* Start *

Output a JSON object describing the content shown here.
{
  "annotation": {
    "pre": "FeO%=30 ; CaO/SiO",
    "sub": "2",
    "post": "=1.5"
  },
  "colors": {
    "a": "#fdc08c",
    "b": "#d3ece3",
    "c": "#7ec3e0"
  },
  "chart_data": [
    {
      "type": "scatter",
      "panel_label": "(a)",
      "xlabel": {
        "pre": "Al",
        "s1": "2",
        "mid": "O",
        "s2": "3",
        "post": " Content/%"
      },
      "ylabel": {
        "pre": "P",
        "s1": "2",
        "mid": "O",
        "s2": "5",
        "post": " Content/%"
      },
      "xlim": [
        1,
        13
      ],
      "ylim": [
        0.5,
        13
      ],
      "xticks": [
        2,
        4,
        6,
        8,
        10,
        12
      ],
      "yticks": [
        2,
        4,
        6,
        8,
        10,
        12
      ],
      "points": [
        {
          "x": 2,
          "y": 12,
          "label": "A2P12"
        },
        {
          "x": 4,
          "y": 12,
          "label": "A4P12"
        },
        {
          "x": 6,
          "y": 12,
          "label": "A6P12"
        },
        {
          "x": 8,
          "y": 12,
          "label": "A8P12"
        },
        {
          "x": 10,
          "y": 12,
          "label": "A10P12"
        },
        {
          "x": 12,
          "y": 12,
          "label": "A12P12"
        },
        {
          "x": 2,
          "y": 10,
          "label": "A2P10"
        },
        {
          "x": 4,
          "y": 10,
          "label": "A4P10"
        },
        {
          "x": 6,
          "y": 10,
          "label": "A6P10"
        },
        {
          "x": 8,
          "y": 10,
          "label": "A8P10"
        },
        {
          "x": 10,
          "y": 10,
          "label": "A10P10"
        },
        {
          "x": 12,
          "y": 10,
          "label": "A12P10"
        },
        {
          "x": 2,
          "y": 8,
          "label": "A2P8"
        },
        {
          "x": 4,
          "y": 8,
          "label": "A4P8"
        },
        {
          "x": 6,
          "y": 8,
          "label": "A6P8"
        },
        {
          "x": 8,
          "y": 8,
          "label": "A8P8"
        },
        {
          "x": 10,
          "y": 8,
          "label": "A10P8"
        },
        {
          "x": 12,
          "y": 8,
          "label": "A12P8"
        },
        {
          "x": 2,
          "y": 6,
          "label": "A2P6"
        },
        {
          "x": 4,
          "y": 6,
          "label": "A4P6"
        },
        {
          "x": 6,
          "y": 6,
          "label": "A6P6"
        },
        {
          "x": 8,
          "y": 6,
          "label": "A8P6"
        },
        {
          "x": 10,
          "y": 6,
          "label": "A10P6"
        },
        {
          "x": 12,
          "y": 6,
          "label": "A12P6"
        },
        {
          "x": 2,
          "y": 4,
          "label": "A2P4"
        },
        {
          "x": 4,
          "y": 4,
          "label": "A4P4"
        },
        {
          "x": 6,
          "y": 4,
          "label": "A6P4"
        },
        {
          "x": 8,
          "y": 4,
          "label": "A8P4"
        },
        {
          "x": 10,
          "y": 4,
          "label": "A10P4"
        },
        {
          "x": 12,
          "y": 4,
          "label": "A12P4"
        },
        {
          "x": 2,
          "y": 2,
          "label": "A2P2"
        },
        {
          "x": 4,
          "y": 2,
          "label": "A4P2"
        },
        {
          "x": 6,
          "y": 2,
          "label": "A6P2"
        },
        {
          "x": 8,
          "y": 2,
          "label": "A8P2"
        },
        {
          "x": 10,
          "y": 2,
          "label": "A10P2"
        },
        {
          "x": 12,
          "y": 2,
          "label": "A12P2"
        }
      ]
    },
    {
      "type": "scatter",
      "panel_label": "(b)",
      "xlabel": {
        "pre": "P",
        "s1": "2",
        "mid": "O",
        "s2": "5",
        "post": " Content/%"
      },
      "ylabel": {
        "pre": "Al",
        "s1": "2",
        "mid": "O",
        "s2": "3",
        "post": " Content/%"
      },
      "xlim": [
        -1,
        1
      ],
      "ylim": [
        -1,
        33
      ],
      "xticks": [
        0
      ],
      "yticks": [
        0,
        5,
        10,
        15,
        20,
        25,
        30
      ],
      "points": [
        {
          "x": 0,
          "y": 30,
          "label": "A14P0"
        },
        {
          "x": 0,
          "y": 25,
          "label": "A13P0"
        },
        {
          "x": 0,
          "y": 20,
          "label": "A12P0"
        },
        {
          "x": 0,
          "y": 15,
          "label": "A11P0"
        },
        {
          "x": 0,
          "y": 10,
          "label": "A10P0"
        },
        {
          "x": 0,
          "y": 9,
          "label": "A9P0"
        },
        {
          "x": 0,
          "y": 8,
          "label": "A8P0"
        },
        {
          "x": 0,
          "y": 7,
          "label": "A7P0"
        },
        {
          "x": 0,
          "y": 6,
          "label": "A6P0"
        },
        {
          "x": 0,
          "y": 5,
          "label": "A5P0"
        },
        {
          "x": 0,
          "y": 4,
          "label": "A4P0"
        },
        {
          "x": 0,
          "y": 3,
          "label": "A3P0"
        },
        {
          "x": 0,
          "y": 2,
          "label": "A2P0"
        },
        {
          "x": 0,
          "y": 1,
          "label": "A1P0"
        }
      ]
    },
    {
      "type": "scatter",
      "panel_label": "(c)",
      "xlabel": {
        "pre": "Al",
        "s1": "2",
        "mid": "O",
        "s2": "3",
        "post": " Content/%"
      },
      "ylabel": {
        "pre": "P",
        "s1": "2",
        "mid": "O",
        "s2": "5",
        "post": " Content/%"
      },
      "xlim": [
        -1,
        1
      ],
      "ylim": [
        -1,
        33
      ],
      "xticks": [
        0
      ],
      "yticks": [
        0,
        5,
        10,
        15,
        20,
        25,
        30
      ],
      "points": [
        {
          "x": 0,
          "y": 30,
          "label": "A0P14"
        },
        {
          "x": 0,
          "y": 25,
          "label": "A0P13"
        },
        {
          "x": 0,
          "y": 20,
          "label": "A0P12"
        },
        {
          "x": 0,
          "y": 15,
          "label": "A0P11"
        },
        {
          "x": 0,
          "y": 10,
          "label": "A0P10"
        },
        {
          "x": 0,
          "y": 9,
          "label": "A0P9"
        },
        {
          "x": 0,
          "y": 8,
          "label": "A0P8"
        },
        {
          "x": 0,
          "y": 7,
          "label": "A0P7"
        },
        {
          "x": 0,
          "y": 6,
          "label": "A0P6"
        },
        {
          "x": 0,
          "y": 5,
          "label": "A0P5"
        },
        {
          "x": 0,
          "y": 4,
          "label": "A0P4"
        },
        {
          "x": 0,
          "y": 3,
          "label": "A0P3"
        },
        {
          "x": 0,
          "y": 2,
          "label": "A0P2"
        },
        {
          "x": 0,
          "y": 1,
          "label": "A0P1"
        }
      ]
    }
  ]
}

* End *

- PROBLEM STATEMENT:
Write out the entries above word for word.

- CORRECT OUTPUT:
Output a JSON object describing the content shown here.
{
  "annotation": {
    "pre": "FeO%=30 ; CaO/SiO",
    "sub": "2",
    "post": "=1.5"
  },
  "colors": {
    "a": "#fdc08c",
    "b": "#d3ece3",
    "c": "#7ec3e0"
  },
  "chart_data": [
    {
      "type": "scatter",
      "panel_label": "(a)",
      "xlabel": {
        "pre": "Al",
        "s1": "2",
        "mid": "O",
        "s2": "3",
        "post": " Content/%"
      },
      "ylabel": {
        "pre": "P",
        "s1": "2",
        "mid": "O",
        "s2": "5",
        "post": " Content/%"
      },
      "xlim": [
        1,
        13
      ],
      "ylim": [
        0.5,
        13
      ],
      "xticks": [
        2,
        4,
        6,
        8,
        10,
        12
      ],
      "yticks": [
        2,
        4,
        6,
        8,
        10,
        12
      ],
      "points": [
        {
          "x": 2,
          "y": 12,
          "label": "A2P12"
        },
        {
          "x": 4,
          "y": 12,
          "label": "A4P12"
        },
        {
          "x": 6,
          "y": 12,
          "label": "A6P12"
        },
        {
          "x": 8,
          "y": 12,
          "label": "A8P12"
        },
        {
          "x": 10,
          "y": 12,
          "label": "A10P12"
        },
        {
          "x": 12,
          "y": 12,
          "label": "A12P12"
        },
        {
          "x": 2,
          "y": 10,
          "label": "A2P10"
        },
        {
          "x": 4,
          "y": 10,
          "label": "A4P10"
        },
        {
          "x": 6,
          "y": 10,
          "label": "A6P10"
        },
        {
          "x": 8,
          "y": 10,
          "label": "A8P10"
        },
        {
          "x": 10,
          "y": 10,
          "label": "A10P10"
        },
        {
          "x": 12,
          "y": 10,
          "label": "A12P10"
        },
        {
          "x": 2,
          "y": 8,
          "label": "A2P8"
        },
        {
          "x": 4,
          "y": 8,
          "label": "A4P8"
        },
        {
          "x": 6,
          "y": 8,
          "label": "A6P8"
        },
        {
          "x": 8,
          "y": 8,
          "label": "A8P8"
        },
        {
          "x": 10,
          "y": 8,
          "label": "A10P8"
        },
        {
          "x": 12,
          "y": 8,
          "label": "A12P8"
        },
        {
          "x": 2,
          "y": 6,
          "label": "A2P6"
        },
        {
          "x": 4,
          "y": 6,
          "label": "A4P6"
        },
        {
          "x": 6,
          "y": 6,
          "label": "A6P6"
        },
        {
          "x": 8,
          "y": 6,
          "label": "A8P6"
        },
        {
          "x": 10,
          "y": 6,
          "label": "A10P6"
        },
        {
          "x": 12,
          "y": 6,
          "label": "A12P6"
        },
        {
          "x": 2,
          "y": 4,
          "label": "A2P4"
        },
        {
          "x": 4,
          "y": 4,
          "label": "A4P4"
        },
        {
          "x": 6,
          "y": 4,
          "label": "A6P4"
        },
        {
          "x": 8,
          "y": 4,
          "label": "A8P4"
        },
        {
          "x": 10,
          "y": 4,
          "label": "A10P4"
        },
        {
          "x": 12,
          "y": 4,
          "label": "A12P4"
        },
        {
          "x": 2,
          "y": 2,
          "label": "A2P2"
        },
        {
          "x": 4,
          "y": 2,
          "label": "A4P2"
        },
        {
          "x": 6,
          "y": 2,
          "label": "A6P2"
        },
        {
          "x": 8,
          "y": 2,
          "label": "A8P2"
        },
        {
          "x": 10,
          "y": 2,
          "label": "A10P2"
        },
        {
          "x": 12,
          "y": 2,
          "label": "A12P2"
        }
      ]
    },
    {
      "type": "scatter",
      "panel_label": "(b)",
      "xlabel": {
        "pre": "P",
        "s1": "2",
        "mid": "O",
        "s2": "5",
        "post": " Content/%"
      },
      "ylabel": {
        "pre": "Al",
        "s1": "2",
        "mid": "O",
        "s2": "3",
        "post": " Content/%"
      },
      "xlim": [
        -1,
        1
      ],
      "ylim": [
        -1,
        33
      ],
      "xticks": [
        0
      ],
      "yticks": [
        0,
        5,
        10,
        15,
        20,
        25,
        30
      ],
      "points": [
        {
          "x": 0,
          "y": 30,
          "label": "A14P0"
        },
        {
          "x": 0,
          "y": 25,
          "label": "A13P0"
        },
        {
          "x": 0,
          "y": 20,
          "label": "A12P0"
        },
        {
          "x": 0,
          "y": 15,
          "label": "A11P0"
        },
        {
          "x": 0,
          "y": 10,
          "label": "A10P0"
        },
        {
          "x": 0,
          "y": 9,
          "label": "A9P0"
        },
        {
          "x": 0,
          "y": 8,
          "label": "A8P0"
        },
        {
          "x": 0,
          "y": 7,
          "label": "A7P0"
        },
        {
          "x": 0,
          "y": 6,
          "label": "A6P0"
        },
        {
          "x": 0,
          "y": 5,
          "label": "A5P0"
        },
        {
          "x": 0,
          "y": 4,
          "label": "A4P0"
        },
        {
          "x": 0,
          "y": 3,
          "label": "A3P0"
        },
        {
          "x": 0,
          "y": 2,
          "label": "A2P0"
        },
        {
          "x": 0,
          "y": 1,
          "label": "A1P0"
        }
      ]
    },
    {
      "type": "scatter",
      "panel_label": "(c)",
      "xlabel": {
        "pre": "Al",
        "s1": "2",
        "mid": "O",
        "s2": "3",
        "post": " Content/%"
      },
      "ylabel": {
        "pre": "P",
        "s1": "2",
        "mid": "O",
        "s2": "5",
        "post": " Content/%"
      },
      "xlim": [
        -1,
        1
      ],
      "ylim": [
        -1,
        33
      ],
      "xticks": [
        0
      ],
      "yticks": [
        0,
        5,
        10,
        15,
        20,
        25,
        30
      ],
      "points": [
        {
          "x": 0,
          "y": 30,
          "label": "A0P14"
        },
        {
          "x": 0,
          "y": 25,
          "label": "A0P13"
        },
        {
          "x": 0,
          "y": 20,
          "label": "A0P12"
        },
        {
          "x": 0,
          "y": 15,
          "label": "A0P11"
        },
        {
          "x": 0,
          "y": 10,
          "label": "A0P10"
        },
        {
          "x": 0,
          "y": 9,
          "label": "A0P9"
        },
        {
          "x": 0,
          "y": 8,
          "label": "A0P8"
        },
        {
          "x": 0,
          "y": 7,
          "label": "A0P7"
        },
        {
          "x": 0,
          "y": 6,
          "label": "A0P6"
        },
        {
          "x": 0,
          "y": 5,
          "label": "A0P5"
        },
        {
          "x": 0,
          "y": 4,
          "label": "A0P4"
        },
        {
          "x": 0,
          "y": 3,
          "label": "A0P3"
        },
        {
          "x": 0,
          "y": 2,
          "label": "A0P2"
        },
        {
          "x": 0,
          "y": 1,
          "label": "A0P1"
        }
      ]
    }
  ]
}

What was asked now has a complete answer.